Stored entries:
——
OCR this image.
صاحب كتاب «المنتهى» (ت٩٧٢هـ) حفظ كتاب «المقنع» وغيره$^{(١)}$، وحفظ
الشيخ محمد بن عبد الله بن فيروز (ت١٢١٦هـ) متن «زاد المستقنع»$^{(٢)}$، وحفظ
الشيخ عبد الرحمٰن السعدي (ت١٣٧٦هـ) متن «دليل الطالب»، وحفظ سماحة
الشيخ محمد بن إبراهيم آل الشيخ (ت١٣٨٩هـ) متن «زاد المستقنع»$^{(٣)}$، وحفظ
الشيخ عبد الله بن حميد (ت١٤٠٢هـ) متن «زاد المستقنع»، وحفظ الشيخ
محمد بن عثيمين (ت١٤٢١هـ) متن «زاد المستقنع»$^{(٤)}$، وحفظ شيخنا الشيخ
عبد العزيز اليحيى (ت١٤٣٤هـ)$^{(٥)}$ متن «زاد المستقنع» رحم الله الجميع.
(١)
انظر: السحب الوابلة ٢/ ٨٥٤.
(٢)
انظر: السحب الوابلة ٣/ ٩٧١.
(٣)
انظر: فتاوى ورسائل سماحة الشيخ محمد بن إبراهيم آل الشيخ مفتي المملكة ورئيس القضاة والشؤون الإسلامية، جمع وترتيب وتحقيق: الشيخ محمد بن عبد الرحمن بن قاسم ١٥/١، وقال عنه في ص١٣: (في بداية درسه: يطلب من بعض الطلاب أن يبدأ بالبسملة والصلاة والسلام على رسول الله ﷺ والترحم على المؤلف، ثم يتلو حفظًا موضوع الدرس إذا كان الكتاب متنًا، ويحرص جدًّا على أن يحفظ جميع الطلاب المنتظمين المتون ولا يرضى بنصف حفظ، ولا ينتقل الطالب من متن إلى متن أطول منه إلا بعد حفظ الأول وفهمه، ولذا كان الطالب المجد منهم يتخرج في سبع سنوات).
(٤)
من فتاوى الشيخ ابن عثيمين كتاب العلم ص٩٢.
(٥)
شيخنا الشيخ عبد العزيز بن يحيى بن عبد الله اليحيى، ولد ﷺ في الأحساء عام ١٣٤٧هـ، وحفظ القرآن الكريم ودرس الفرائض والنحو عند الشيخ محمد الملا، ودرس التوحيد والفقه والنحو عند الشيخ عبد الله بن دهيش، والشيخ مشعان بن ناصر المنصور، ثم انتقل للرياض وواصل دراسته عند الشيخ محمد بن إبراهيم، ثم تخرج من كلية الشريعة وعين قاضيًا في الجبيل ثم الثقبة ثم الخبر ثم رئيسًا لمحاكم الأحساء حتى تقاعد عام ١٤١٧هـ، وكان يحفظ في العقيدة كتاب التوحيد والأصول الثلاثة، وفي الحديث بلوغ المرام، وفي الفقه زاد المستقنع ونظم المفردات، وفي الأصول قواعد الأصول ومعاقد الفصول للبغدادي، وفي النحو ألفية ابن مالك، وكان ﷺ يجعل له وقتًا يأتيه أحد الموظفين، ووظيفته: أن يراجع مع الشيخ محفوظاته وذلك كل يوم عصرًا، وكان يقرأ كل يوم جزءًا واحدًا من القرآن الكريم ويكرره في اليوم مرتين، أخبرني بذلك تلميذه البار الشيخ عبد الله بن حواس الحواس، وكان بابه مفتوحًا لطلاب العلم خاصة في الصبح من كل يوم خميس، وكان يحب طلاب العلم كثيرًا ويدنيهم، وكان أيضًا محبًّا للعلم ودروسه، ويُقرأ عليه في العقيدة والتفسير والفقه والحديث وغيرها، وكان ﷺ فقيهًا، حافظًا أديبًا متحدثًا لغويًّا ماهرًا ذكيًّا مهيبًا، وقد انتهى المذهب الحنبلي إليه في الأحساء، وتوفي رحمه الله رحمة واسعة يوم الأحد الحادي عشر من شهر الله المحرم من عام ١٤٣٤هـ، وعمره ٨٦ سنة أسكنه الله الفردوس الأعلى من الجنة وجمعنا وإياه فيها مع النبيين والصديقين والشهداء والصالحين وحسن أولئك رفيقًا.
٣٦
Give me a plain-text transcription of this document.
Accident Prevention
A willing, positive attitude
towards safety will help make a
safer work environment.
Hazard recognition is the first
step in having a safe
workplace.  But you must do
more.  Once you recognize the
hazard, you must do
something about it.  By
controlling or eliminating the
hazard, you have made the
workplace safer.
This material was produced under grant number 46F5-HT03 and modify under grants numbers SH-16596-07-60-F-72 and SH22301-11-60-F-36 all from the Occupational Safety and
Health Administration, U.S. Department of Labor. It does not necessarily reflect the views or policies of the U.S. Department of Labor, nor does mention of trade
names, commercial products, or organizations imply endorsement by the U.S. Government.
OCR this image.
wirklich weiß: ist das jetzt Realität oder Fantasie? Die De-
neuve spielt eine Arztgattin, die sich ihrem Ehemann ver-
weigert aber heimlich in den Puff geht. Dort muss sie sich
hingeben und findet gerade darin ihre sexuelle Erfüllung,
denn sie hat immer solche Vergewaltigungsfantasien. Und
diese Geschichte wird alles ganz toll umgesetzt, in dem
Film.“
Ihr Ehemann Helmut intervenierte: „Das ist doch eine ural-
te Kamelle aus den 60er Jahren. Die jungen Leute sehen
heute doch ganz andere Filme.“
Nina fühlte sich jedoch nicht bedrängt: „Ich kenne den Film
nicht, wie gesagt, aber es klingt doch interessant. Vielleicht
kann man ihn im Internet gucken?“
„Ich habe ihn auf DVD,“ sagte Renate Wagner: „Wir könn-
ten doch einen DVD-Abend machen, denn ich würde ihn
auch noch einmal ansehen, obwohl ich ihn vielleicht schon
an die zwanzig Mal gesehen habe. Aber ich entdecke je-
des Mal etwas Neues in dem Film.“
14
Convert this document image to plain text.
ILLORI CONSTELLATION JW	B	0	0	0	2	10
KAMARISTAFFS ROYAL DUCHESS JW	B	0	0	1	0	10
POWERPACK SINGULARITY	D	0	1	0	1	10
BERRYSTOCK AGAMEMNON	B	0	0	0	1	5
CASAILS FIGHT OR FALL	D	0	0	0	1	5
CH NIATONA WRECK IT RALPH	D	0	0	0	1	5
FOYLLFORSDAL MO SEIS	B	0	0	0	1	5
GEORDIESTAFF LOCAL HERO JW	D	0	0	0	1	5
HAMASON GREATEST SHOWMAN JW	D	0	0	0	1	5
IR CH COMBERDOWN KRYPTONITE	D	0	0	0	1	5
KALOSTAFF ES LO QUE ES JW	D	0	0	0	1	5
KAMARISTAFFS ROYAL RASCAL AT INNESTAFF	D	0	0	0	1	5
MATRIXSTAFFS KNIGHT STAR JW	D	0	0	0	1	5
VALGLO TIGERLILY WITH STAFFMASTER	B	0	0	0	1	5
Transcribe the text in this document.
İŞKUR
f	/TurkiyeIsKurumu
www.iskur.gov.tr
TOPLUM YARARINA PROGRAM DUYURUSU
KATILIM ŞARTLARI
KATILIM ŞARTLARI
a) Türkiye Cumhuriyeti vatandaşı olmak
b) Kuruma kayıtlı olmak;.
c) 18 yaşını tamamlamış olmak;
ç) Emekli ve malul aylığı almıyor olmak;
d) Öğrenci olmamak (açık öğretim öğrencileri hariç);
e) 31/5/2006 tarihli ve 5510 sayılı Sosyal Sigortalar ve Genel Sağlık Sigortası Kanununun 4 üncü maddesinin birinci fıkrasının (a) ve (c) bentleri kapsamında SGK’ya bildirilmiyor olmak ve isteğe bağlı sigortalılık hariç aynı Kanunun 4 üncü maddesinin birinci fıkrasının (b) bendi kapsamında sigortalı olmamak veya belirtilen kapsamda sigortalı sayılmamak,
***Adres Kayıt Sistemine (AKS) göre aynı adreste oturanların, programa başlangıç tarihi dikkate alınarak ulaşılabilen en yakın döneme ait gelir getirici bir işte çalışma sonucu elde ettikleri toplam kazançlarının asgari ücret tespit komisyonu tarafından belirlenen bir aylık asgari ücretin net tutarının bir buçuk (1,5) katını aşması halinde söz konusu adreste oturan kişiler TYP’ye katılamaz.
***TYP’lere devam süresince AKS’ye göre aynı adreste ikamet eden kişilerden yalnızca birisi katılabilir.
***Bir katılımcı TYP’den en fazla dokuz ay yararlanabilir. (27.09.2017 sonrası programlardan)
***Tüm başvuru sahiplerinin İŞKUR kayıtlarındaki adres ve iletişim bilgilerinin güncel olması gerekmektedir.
——
Gather up every line in the data above that contains the word "sich", copying each one.

• _Exercise response_
neuve spielt eine Arztgattin, die sich ihrem Ehemann ver-
weigert aber heimlich in den Puff geht. Dort muss sie sich
Nina fühlte sich jedoch nicht bedrängt: „Ich kenne den Film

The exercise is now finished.